Start of Task data

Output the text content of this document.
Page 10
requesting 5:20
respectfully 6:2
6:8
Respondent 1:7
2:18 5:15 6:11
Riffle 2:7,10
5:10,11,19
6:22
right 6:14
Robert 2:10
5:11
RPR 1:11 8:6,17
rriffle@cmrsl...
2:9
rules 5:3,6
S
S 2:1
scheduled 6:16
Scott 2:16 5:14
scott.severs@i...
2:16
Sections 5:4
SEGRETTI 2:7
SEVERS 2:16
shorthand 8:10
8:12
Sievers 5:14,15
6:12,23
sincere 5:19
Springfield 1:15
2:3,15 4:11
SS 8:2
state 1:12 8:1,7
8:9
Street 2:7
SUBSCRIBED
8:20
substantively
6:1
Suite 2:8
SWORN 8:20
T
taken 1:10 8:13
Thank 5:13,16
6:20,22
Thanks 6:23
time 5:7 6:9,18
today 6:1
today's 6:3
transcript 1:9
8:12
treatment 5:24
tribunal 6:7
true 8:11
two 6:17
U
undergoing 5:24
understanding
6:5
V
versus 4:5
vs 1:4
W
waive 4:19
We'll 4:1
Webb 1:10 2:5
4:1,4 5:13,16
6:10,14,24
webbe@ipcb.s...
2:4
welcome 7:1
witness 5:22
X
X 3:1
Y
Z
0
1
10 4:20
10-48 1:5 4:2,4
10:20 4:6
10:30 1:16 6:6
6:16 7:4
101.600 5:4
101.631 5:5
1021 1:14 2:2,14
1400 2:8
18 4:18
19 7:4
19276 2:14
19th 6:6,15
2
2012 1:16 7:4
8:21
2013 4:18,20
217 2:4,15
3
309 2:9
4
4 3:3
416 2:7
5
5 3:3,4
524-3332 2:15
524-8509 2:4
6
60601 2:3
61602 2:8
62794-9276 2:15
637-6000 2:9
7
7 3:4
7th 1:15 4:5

End of Task data

* What you are asked to do
Copy out each line above, character for character.

* Problem solution
Output the text content of this document.
Page 10
requesting 5:20
respectfully 6:2
6:8
Respondent 1:7
2:18 5:15 6:11
Riffle 2:7,10
5:10,11,19
6:22
right 6:14
Robert 2:10
5:11
RPR 1:11 8:6,17
rriffle@cmrsl...
2:9
rules 5:3,6
S
S 2:1
scheduled 6:16
Scott 2:16 5:14
scott.severs@i...
2:16
Sections 5:4
SEGRETTI 2:7
SEVERS 2:16
shorthand 8:10
8:12
Sievers 5:14,15
6:12,23
sincere 5:19
Springfield 1:15
2:3,15 4:11
SS 8:2
state 1:12 8:1,7
8:9
Street 2:7
SUBSCRIBED
8:20
substantively
6:1
Suite 2:8
SWORN 8:20
T
taken 1:10 8:13
Thank 5:13,16
6:20,22
Thanks 6:23
time 5:7 6:9,18
today 6:1
today's 6:3
transcript 1:9
8:12
treatment 5:24
tribunal 6:7
true 8:11
two 6:17
U
undergoing 5:24
understanding
6:5
V
versus 4:5
vs 1:4
W
waive 4:19
We'll 4:1
Webb 1:10 2:5
4:1,4 5:13,16
6:10,14,24
webbe@ipcb.s...
2:4
welcome 7:1
witness 5:22
X
X 3:1
Y
Z
0
1
10 4:20
10-48 1:5 4:2,4
10:20 4:6
10:30 1:16 6:6
6:16 7:4
101.600 5:4
101.631 5:5
1021 1:14 2:2,14
1400 2:8
18 4:18
19 7:4
19276 2:14
19th 6:6,15
2
2012 1:16 7:4
8:21
2013 4:18,20
217 2:4,15
3
309 2:9
4
4 3:3
416 2:7
5
5 3:3,4
524-3332 2:15
524-8509 2:4
6
60601 2:3
61602 2:8
62794-9276 2:15
637-6000 2:9
7
7 3:4
7th 1:15 4:5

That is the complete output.